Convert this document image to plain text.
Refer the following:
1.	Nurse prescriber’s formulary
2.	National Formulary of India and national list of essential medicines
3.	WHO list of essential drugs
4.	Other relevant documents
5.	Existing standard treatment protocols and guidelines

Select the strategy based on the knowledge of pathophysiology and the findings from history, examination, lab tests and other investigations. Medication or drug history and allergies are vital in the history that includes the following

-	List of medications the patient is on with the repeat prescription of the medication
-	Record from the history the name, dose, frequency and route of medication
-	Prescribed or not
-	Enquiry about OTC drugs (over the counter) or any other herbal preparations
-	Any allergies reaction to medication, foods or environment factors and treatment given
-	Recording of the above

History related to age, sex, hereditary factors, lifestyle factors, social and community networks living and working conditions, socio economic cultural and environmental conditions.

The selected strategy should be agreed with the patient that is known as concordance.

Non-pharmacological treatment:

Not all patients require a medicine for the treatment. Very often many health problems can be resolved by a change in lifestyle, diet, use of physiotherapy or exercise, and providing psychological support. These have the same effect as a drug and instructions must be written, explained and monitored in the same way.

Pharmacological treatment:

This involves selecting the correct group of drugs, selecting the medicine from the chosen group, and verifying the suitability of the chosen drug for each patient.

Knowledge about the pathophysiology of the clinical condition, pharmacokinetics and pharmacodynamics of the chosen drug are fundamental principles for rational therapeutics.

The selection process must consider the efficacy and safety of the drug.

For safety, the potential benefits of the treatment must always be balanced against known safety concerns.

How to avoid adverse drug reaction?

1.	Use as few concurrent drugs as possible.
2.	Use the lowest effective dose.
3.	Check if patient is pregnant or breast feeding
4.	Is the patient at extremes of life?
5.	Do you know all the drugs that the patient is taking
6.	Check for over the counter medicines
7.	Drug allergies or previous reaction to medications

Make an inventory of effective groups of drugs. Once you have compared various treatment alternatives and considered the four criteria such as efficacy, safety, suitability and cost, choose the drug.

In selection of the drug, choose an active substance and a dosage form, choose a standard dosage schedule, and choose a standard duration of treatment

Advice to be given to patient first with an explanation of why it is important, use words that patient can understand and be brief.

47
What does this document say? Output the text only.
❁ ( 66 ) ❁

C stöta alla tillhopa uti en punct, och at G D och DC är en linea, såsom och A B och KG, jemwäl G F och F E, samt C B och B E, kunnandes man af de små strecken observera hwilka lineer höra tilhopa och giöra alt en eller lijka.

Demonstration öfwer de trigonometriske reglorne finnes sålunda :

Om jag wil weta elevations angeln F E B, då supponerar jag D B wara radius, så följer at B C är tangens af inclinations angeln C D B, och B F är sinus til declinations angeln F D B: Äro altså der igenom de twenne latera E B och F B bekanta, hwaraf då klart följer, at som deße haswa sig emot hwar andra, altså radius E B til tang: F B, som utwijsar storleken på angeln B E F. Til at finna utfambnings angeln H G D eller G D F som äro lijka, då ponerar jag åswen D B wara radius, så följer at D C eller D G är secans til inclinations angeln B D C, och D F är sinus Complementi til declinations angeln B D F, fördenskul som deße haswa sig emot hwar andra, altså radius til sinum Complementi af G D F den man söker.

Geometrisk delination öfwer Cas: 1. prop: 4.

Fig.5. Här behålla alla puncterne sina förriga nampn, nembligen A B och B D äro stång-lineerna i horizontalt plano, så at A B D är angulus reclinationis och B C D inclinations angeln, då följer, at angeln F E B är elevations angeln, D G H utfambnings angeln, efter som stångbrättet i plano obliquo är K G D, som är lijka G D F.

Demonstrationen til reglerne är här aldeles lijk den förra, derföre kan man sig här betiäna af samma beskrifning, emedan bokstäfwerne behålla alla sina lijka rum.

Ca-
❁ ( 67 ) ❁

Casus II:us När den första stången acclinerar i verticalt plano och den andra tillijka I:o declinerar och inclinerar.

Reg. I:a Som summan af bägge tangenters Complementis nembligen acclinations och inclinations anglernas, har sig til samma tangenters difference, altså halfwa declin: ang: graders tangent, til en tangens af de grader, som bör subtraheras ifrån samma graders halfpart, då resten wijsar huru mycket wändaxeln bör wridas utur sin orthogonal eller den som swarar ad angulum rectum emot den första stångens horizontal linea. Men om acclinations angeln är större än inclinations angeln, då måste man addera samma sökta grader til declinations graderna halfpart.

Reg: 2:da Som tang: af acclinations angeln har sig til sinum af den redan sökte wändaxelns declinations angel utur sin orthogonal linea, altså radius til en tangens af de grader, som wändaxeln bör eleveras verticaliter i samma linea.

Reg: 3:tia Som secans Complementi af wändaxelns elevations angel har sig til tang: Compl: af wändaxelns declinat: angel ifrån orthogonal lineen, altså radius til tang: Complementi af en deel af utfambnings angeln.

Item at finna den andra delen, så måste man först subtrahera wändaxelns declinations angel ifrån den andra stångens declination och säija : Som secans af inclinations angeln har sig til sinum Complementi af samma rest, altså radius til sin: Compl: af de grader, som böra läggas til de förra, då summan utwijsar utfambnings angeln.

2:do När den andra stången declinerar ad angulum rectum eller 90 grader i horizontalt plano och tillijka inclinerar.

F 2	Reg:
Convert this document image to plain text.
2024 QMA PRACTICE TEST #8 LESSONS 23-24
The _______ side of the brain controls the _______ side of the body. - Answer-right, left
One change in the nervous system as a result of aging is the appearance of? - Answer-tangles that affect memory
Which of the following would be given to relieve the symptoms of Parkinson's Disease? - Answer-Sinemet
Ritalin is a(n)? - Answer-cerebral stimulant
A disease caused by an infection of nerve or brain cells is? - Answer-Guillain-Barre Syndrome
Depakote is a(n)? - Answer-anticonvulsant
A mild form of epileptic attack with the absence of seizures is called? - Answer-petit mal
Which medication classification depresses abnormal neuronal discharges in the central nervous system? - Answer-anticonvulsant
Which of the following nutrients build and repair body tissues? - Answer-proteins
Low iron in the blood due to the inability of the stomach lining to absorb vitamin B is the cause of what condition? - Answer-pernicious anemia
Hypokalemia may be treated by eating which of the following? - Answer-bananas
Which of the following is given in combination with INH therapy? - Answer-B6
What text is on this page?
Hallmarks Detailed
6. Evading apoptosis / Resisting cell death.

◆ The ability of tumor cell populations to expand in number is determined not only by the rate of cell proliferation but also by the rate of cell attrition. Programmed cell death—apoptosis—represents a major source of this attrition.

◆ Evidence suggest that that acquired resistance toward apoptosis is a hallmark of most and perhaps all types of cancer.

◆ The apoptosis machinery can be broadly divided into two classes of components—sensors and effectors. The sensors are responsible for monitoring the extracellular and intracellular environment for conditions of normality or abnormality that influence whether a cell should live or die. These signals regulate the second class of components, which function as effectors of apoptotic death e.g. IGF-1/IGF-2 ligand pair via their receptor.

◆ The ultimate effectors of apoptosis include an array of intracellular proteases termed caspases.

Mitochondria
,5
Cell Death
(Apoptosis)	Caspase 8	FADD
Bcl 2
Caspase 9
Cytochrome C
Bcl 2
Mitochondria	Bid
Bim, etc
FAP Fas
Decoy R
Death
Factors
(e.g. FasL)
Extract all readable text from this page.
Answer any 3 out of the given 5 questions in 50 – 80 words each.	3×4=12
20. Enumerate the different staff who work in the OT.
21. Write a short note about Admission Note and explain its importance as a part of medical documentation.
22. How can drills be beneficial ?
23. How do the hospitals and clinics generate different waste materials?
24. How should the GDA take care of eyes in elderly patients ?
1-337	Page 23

▶ **WORK ITEM**
Pick out every line above that contains the word "måste" and copy it.

▶ **EXPECTED ANSWER**
Reg. I:a Som summan af bägge tangenters Complementis nembligen acclinations och inclinations anglernas, har sig til samma tangenters difference, altså halfwa declin: ang: graders tangent, til en tangens af de grader, som bör subtraheras ifrån samma graders halfpart, då resten wijsar huru mycket wändaxeln bör wridas utur sin orthogonal eller den som swarar ad angulum rectum emot den första stångens horizontal linea. Men om acclinations angeln är större än inclinations angeln, då måste man addera samma sökta grader til declinations graderna halfpart.
Item at finna den andra delen, så måste man först subtrahera wändaxelns declinations angel ifrån den andra stångens declination och säija : Som secans af inclinations angeln har sig til sinum Complementi af samma rest, altså radius til sin: Compl: af de grader, som böra läggas til de förra, då summan utwijsar utfambnings angeln.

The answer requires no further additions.